Task directions => A verbatim copy of the records is required, with all pictures left out.
== Available data
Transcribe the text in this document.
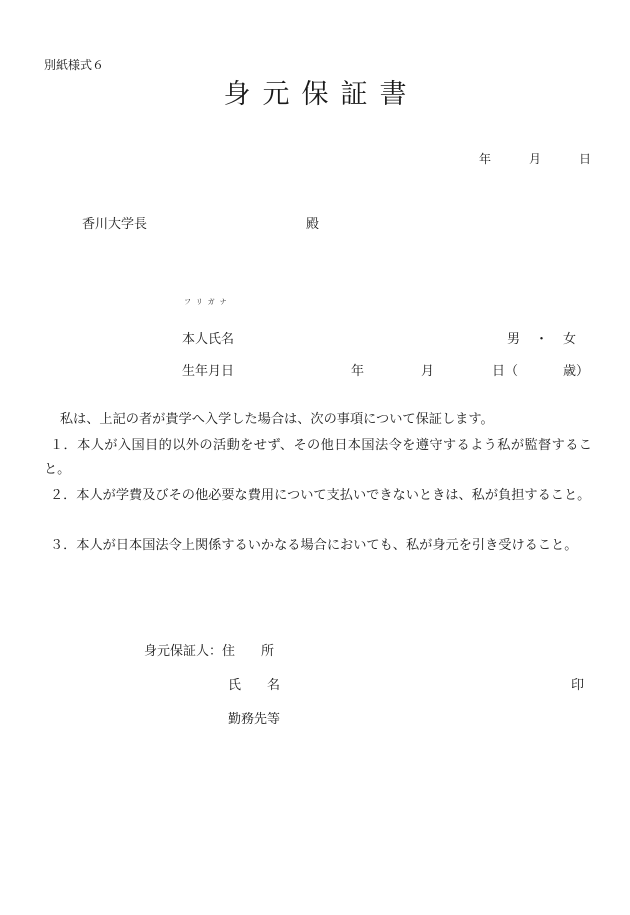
別紙様式６
身元保証書
年	月	日
香川大学長	殿
フリガナ
本人氏名	男 ・ 女
生年月日	年	月	日（	歳）
私は、上記の者が貴学へ入学した場合は、次の事項について保証します。
１．本人が入国目的以外の活動をせず、その他日本国法令を遵守するよう私が監督すること。
２．本人が学費及びその他必要な費用について支払いできないときは、私が負担すること。
３．本人が日本国法令上関係するいかなる場合においても、私が身元を引き受けること。
身元保証人：住　　所
氏　　名	印
勤務先等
====
Response to this exercise =>
Transcribe the text in this document.
別紙様式６
身元保証書
年	月	日
香川大学長	殿
フリガナ
本人氏名	男 ・ 女
生年月日	年	月	日（	歳）
私は、上記の者が貴学へ入学した場合は、次の事項について保証します。
１．本人が入国目的以外の活動をせず、その他日本国法令を遵守するよう私が監督すること。
２．本人が学費及びその他必要な費用について支払いできないときは、私が負担すること。
３．本人が日本国法令上関係するいかなる場合においても、私が身元を引き受けること。
身元保証人：住　　所
氏　　名	印
勤務先等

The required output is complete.